• REQUIRED TASK:
Every record must appear in your copy exactly as written, with no pictures.

• RAW RECORDS:
------------

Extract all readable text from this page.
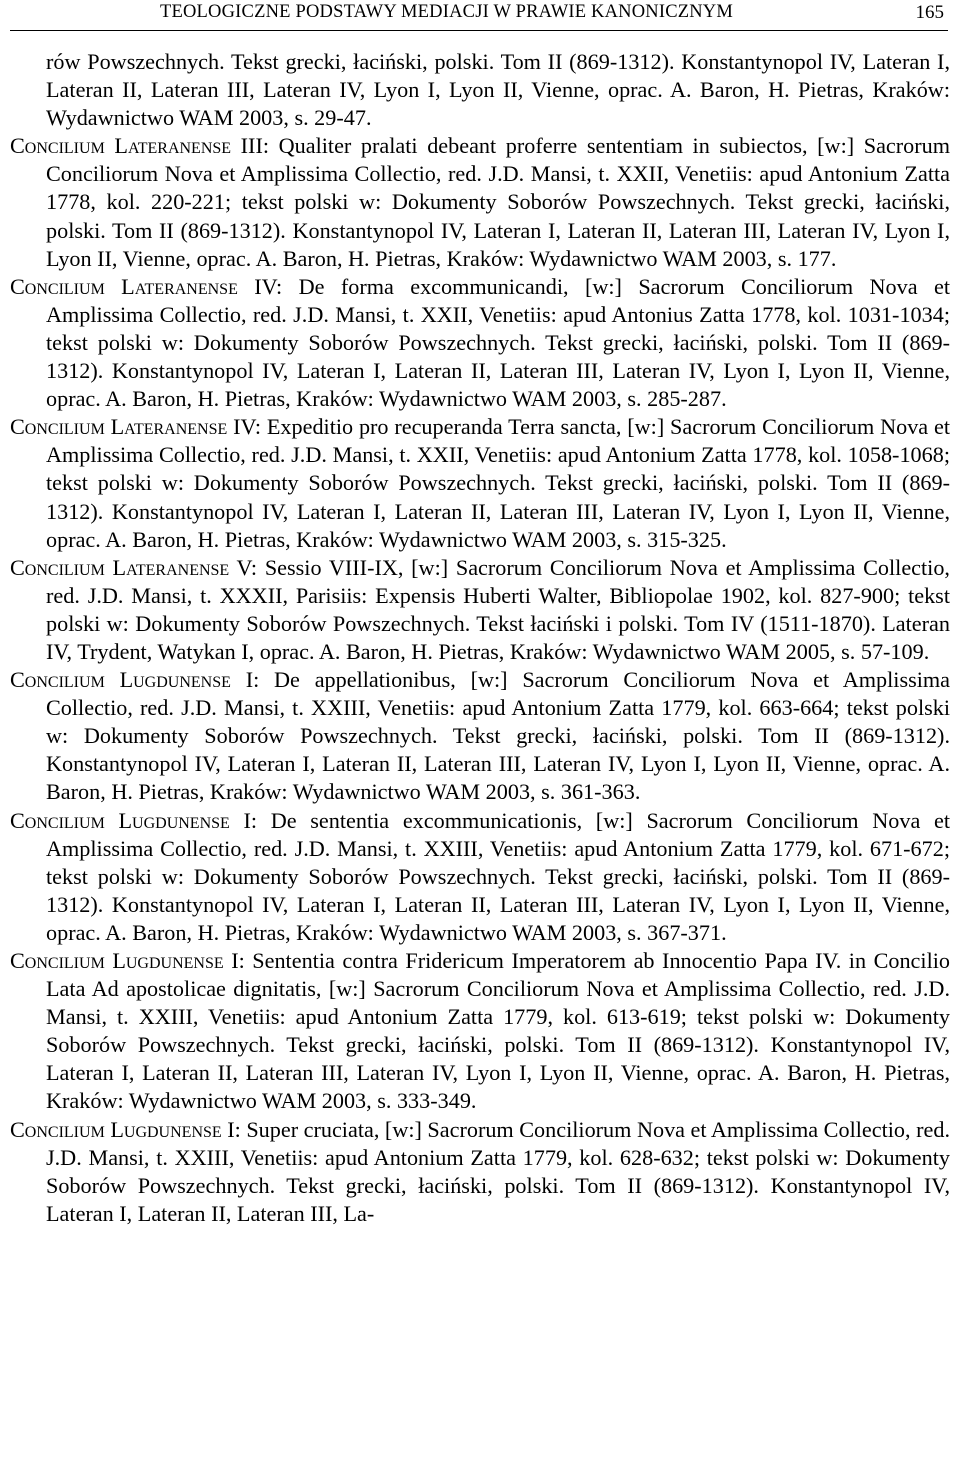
TEOLOGICZNE PODSTAWY MEDIACJI W PRAWIE KANONICZNYM	165

rów Powszechnych. Tekst grecki, łaciński, polski. Tom II (869-1312). Konstantynopol IV, Lateran I, Lateran II, Lateran III, Lateran IV, Lyon I, Lyon II, Vienne, oprac. A. Baron, H. Pietras, Kraków: Wydawnictwo WAM 2003, s. 29-47.

Concilium Lateranense III: Qualiter pralati debeant proferre sententiam in subiectos, [w:] Sacrorum Conciliorum Nova et Amplissima Collectio, red. J.D. Mansi, t. XXII, Venetiis: apud Antonium Zatta 1778, kol. 220-221; tekst polski w: Dokumenty Soborów Powszechnych. Tekst grecki, łaciński, polski. Tom II (869-1312). Konstantynopol IV, Lateran I, Lateran II, Lateran III, Lateran IV, Lyon I, Lyon II, Vienne, oprac. A. Baron, H. Pietras, Kraków: Wydawnictwo WAM 2003, s. 177.

Concilium Lateranense IV: De forma excommunicandi, [w:] Sacrorum Conciliorum Nova et Amplissima Collectio, red. J.D. Mansi, t. XXII, Venetiis: apud Antonius Zatta 1778, kol. 1031-1034; tekst polski w: Dokumenty Soborów Powszechnych. Tekst grecki, łaciński, polski. Tom II (869-1312). Konstantynopol IV, Lateran I, Lateran II, Lateran III, Lateran IV, Lyon I, Lyon II, Vienne, oprac. A. Baron, H. Pietras, Kraków: Wydawnictwo WAM 2003, s. 285-287.

Concilium Lateranense IV: Expeditio pro recuperanda Terra sancta, [w:] Sacrorum Conciliorum Nova et Amplissima Collectio, red. J.D. Mansi, t. XXII, Venetiis: apud Antonium Zatta 1778, kol. 1058-1068; tekst polski w: Dokumenty Soborów Powszechnych. Tekst grecki, łaciński, polski. Tom II (869-1312). Konstantynopol IV, Lateran I, Lateran II, Lateran III, Lateran IV, Lyon I, Lyon II, Vienne, oprac. A. Baron, H. Pietras, Kraków: Wydawnictwo WAM 2003, s. 315-325.

Concilium Lateranense V: Sessio VIII-IX, [w:] Sacrorum Conciliorum Nova et Amplissima Collectio, red. J.D. Mansi, t. XXXII, Parisiis: Expensis Huberti Walter, Bibliopolae 1902, kol. 827-900; tekst polski w: Dokumenty Soborów Powszechnych. Tekst łaciński i polski. Tom IV (1511-1870). Lateran IV, Trydent, Watykan I, oprac. A. Baron, H. Pietras, Kraków: Wydawnictwo WAM 2005, s. 57-109.

Concilium Lugdunense I: De appellationibus, [w:] Sacrorum Conciliorum Nova et Amplissima Collectio, red. J.D. Mansi, t. XXIII, Venetiis: apud Antonium Zatta 1779, kol. 663-664; tekst polski w: Dokumenty Soborów Powszechnych. Tekst grecki, łaciński, polski. Tom II (869-1312). Konstantynopol IV, Lateran I, Lateran II, Lateran III, Lateran IV, Lyon I, Lyon II, Vienne, oprac. A. Baron, H. Pietras, Kraków: Wydawnictwo WAM 2003, s. 361-363.

Concilium Lugdunense I: De sententia excommunicationis, [w:] Sacrorum Conciliorum Nova et Amplissima Collectio, red. J.D. Mansi, t. XXIII, Venetiis: apud Antonium Zatta 1779, kol. 671-672; tekst polski w: Dokumenty Soborów Powszechnych. Tekst grecki, łaciński, polski. Tom II (869-1312). Konstantynopol IV, Lateran I, Lateran II, Lateran III, Lateran IV, Lyon I, Lyon II, Vienne, oprac. A. Baron, H. Pietras, Kraków: Wydawnictwo WAM 2003, s. 367-371.

Concilium Lugdunense I: Sententia contra Fridericum Imperatorem ab Innocentio Papa IV. in Concilio Lata Ad apostolicae dignitatis, [w:] Sacrorum Conciliorum Nova et Amplissima Collectio, red. J.D. Mansi, t. XXIII, Venetiis: apud Antonium Zatta 1779, kol. 613-619; tekst polski w: Dokumenty Soborów Powszechnych. Tekst grecki, łaciński, polski. Tom II (869-1312). Konstantynopol IV, Lateran I, Lateran II, Lateran III, Lateran IV, Lyon I, Lyon II, Vienne, oprac. A. Baron, H. Pietras, Kraków: Wydawnictwo WAM 2003, s. 333-349.

Concilium Lugdunense I: Super cruciata, [w:] Sacrorum Conciliorum Nova et Amplissima Collectio, red. J.D. Mansi, t. XXIII, Venetiis: apud Antonium Zatta 1779, kol. 628-632; tekst polski w: Dokumenty Soborów Powszechnych. Tekst grecki, łaciński, polski. Tom II (869-1312). Konstantynopol IV, Lateran I, Lateran II, Lateran III, La-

------------

• OUTPUT BELOW:
Extract all readable text from this page.
TEOLOGICZNE PODSTAWY MEDIACJI W PRAWIE KANONICZNYM	165

rów Powszechnych. Tekst grecki, łaciński, polski. Tom II (869-1312). Konstantynopol IV, Lateran I, Lateran II, Lateran III, Lateran IV, Lyon I, Lyon II, Vienne, oprac. A. Baron, H. Pietras, Kraków: Wydawnictwo WAM 2003, s. 29-47.

Concilium Lateranense III: Qualiter pralati debeant proferre sententiam in subiectos, [w:] Sacrorum Conciliorum Nova et Amplissima Collectio, red. J.D. Mansi, t. XXII, Venetiis: apud Antonium Zatta 1778, kol. 220-221; tekst polski w: Dokumenty Soborów Powszechnych. Tekst grecki, łaciński, polski. Tom II (869-1312). Konstantynopol IV, Lateran I, Lateran II, Lateran III, Lateran IV, Lyon I, Lyon II, Vienne, oprac. A. Baron, H. Pietras, Kraków: Wydawnictwo WAM 2003, s. 177.

Concilium Lateranense IV: De forma excommunicandi, [w:] Sacrorum Conciliorum Nova et Amplissima Collectio, red. J.D. Mansi, t. XXII, Venetiis: apud Antonius Zatta 1778, kol. 1031-1034; tekst polski w: Dokumenty Soborów Powszechnych. Tekst grecki, łaciński, polski. Tom II (869-1312). Konstantynopol IV, Lateran I, Lateran II, Lateran III, Lateran IV, Lyon I, Lyon II, Vienne, oprac. A. Baron, H. Pietras, Kraków: Wydawnictwo WAM 2003, s. 285-287.

Concilium Lateranense IV: Expeditio pro recuperanda Terra sancta, [w:] Sacrorum Conciliorum Nova et Amplissima Collectio, red. J.D. Mansi, t. XXII, Venetiis: apud Antonium Zatta 1778, kol. 1058-1068; tekst polski w: Dokumenty Soborów Powszechnych. Tekst grecki, łaciński, polski. Tom II (869-1312). Konstantynopol IV, Lateran I, Lateran II, Lateran III, Lateran IV, Lyon I, Lyon II, Vienne, oprac. A. Baron, H. Pietras, Kraków: Wydawnictwo WAM 2003, s. 315-325.

Concilium Lateranense V: Sessio VIII-IX, [w:] Sacrorum Conciliorum Nova et Amplissima Collectio, red. J.D. Mansi, t. XXXII, Parisiis: Expensis Huberti Walter, Bibliopolae 1902, kol. 827-900; tekst polski w: Dokumenty Soborów Powszechnych. Tekst łaciński i polski. Tom IV (1511-1870). Lateran IV, Trydent, Watykan I, oprac. A. Baron, H. Pietras, Kraków: Wydawnictwo WAM 2005, s. 57-109.

Concilium Lugdunense I: De appellationibus, [w:] Sacrorum Conciliorum Nova et Amplissima Collectio, red. J.D. Mansi, t. XXIII, Venetiis: apud Antonium Zatta 1779, kol. 663-664; tekst polski w: Dokumenty Soborów Powszechnych. Tekst grecki, łaciński, polski. Tom II (869-1312). Konstantynopol IV, Lateran I, Lateran II, Lateran III, Lateran IV, Lyon I, Lyon II, Vienne, oprac. A. Baron, H. Pietras, Kraków: Wydawnictwo WAM 2003, s. 361-363.

Concilium Lugdunense I: De sententia excommunicationis, [w:] Sacrorum Conciliorum Nova et Amplissima Collectio, red. J.D. Mansi, t. XXIII, Venetiis: apud Antonium Zatta 1779, kol. 671-672; tekst polski w: Dokumenty Soborów Powszechnych. Tekst grecki, łaciński, polski. Tom II (869-1312). Konstantynopol IV, Lateran I, Lateran II, Lateran III, Lateran IV, Lyon I, Lyon II, Vienne, oprac. A. Baron, H. Pietras, Kraków: Wydawnictwo WAM 2003, s. 367-371.

Concilium Lugdunense I: Sententia contra Fridericum Imperatorem ab Innocentio Papa IV. in Concilio Lata Ad apostolicae dignitatis, [w:] Sacrorum Conciliorum Nova et Amplissima Collectio, red. J.D. Mansi, t. XXIII, Venetiis: apud Antonium Zatta 1779, kol. 613-619; tekst polski w: Dokumenty Soborów Powszechnych. Tekst grecki, łaciński, polski. Tom II (869-1312). Konstantynopol IV, Lateran I, Lateran II, Lateran III, Lateran IV, Lyon I, Lyon II, Vienne, oprac. A. Baron, H. Pietras, Kraków: Wydawnictwo WAM 2003, s. 333-349.

Concilium Lugdunense I: Super cruciata, [w:] Sacrorum Conciliorum Nova et Amplissima Collectio, red. J.D. Mansi, t. XXIII, Venetiis: apud Antonium Zatta 1779, kol. 628-632; tekst polski w: Dokumenty Soborów Powszechnych. Tekst grecki, łaciński, polski. Tom II (869-1312). Konstantynopol IV, Lateran I, Lateran II, Lateran III, La-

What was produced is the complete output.